#### Exercise description
Reproduce word for word the stretch of the discussion of fibrosis and inflammation in CSQ2(−/−) hearts from "It is currently" through "which we report here.".

── Excerpted passage

It is currently unclear, why we noted fibrosis in CSQ2(−/−) ventricles. However, these findings are consistent with reports of others that fibrosis occurs in the pacemaker region in three- and twelve-month adult CSQ2(−/−) hearts [16]. They suggested that the increased basal cytosolic Ca2+ levels in CSQ2(−/−) might activate Ca2+-dependent enzymes that promote gene transcription of pro-fibrotic proteins. The same arguments could be made for the ventricular fibrosis that we report here. But this is just speculative as strong evidences are still missing. Alternatively, they speculated that the higher incidence of arrhythmias in CSQ2(−/−) led to arrhythmia-induced hypertrophy [16]. The fibrosis noted in this study may contribute to the impaired ejection fraction in the 18-month-old CSQ2(−/−), which we report here.

Meanwhile, it is accepted that cardiovascular diseases are associated with cardiovascular inflammation. This includes ischemic heart diseases like myocardial infarction where pro-inflammatory macrophages release pro-inflammatory cytokines and other immune cells, like T cells, for example, CD8 + and CD4 + T cells are involved [41]. But also hypoxia and reperfusion lead to cytokine release [41]. Moreover, cardiac hypertrophy as well as aging is associated with inflammation processes that are involved in the progress of non-ischemic heart failure [41]. In wild-type C57BL/6 J mice (the same genetic background as the CSQ2(−/−) mice), it was noted that anti-inflammatory macrophages decrease with age, whereas pro-inflammatory macrophages increase with age in the heart [42]. Others found that in cardiac aging of C57BL/6 J mice, the number of macrophages declined from 2–3 months to 12–15 months, whereas the number of granulocytes in the heart increased [20]. This was accompanied by a decline in fractional shortening and increased end-diastolic anterior wall thickness [20]. In cardiac lymph nodes, increased inflammation was seen upon aging because the number of CD4 + T cells rose [20]. Therefore, we expected that also in CSQ2(−/−) hearts, at least in the adult group, signs of inflammation should be visible because of the hypertrophy, fibrosis, and impaired cardiac function. But contrary to our expectations, we could not found indications to cardiac inflammation. In addition, one could ask whether calsequestrin was also present in blood cells like B cells and might be affected by our general knock-out of CSQ2 and might explain hypertrophy in the aging CSQ2(−/−) hearts. However, to the best of our knowledge, in blood cells only CSQ1 is present, which is coded by a different gene and that should not be altered in our CSQ2-deficient mice [14, 43, 44].

────
── Material shown

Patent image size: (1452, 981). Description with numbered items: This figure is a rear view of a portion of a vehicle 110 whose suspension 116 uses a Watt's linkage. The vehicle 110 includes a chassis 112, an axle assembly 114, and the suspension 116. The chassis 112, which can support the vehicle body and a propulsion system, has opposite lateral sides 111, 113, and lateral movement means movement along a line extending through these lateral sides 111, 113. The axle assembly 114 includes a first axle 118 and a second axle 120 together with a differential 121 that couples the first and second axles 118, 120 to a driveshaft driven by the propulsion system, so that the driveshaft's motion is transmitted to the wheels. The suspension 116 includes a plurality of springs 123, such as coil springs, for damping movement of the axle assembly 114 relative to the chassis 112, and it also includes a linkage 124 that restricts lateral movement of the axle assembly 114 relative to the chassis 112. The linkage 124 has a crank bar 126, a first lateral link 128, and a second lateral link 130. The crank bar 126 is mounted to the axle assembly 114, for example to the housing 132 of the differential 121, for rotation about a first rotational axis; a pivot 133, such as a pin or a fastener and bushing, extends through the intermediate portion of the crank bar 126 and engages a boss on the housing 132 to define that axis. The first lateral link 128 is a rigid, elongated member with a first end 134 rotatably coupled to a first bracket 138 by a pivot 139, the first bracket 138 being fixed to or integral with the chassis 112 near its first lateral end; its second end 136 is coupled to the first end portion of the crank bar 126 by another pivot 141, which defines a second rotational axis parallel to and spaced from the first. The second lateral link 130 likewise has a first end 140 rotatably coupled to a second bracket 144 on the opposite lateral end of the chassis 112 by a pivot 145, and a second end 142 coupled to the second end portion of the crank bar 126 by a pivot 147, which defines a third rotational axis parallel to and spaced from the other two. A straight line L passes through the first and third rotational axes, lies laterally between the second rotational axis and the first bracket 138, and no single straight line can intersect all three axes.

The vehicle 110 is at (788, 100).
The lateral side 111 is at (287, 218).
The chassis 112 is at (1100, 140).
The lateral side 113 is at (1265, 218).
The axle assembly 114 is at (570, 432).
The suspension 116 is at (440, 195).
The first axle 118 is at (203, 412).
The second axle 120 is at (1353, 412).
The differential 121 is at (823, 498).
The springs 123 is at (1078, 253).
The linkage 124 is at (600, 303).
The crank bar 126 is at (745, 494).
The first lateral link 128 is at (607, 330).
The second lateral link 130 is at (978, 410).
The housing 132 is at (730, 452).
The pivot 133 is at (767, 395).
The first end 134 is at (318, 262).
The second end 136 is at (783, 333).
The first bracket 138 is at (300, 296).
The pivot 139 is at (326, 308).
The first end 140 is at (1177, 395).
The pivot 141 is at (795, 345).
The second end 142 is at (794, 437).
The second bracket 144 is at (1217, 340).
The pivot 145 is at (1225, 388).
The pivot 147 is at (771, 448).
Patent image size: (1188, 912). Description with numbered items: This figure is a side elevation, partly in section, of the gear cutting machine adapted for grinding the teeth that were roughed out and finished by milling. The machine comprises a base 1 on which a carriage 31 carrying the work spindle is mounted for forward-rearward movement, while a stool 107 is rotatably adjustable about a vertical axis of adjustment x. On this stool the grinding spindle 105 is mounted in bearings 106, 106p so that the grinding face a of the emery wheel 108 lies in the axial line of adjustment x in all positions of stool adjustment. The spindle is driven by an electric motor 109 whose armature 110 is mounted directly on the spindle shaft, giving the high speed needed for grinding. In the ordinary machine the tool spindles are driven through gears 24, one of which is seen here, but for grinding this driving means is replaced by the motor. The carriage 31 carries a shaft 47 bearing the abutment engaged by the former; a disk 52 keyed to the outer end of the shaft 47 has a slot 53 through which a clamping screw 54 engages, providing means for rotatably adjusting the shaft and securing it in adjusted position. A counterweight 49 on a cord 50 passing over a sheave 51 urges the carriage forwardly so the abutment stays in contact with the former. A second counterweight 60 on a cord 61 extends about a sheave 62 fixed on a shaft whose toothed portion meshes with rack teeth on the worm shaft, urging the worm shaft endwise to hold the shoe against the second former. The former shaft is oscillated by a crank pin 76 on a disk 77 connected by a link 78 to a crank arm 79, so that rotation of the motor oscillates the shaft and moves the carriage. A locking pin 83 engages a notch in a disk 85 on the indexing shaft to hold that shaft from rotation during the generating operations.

────

#### Answer space
It is currently unclear, why we noted fibrosis in CSQ2(−/−) ventricles. However, these findings are consistent with reports of others that fibrosis occurs in the pacemaker region in three- and twelve-month adult CSQ2(−/−) hearts [16]. They suggested that the increased basal cytosolic Ca2+ levels in CSQ2(−/−) might activate Ca2+-dependent enzymes that promote gene transcription of pro-fibrotic proteins. The same arguments could be made for the ventricular fibrosis that we report here. But this is just speculative as strong evidences are still missing. Alternatively, they speculated that the higher incidence of arrhythmias in CSQ2(−/−) led to arrhythmia-induced hypertrophy [16]. The fibrosis noted in this study may contribute to the impaired ejection fraction in the 18-month-old CSQ2(−/−), which we report here.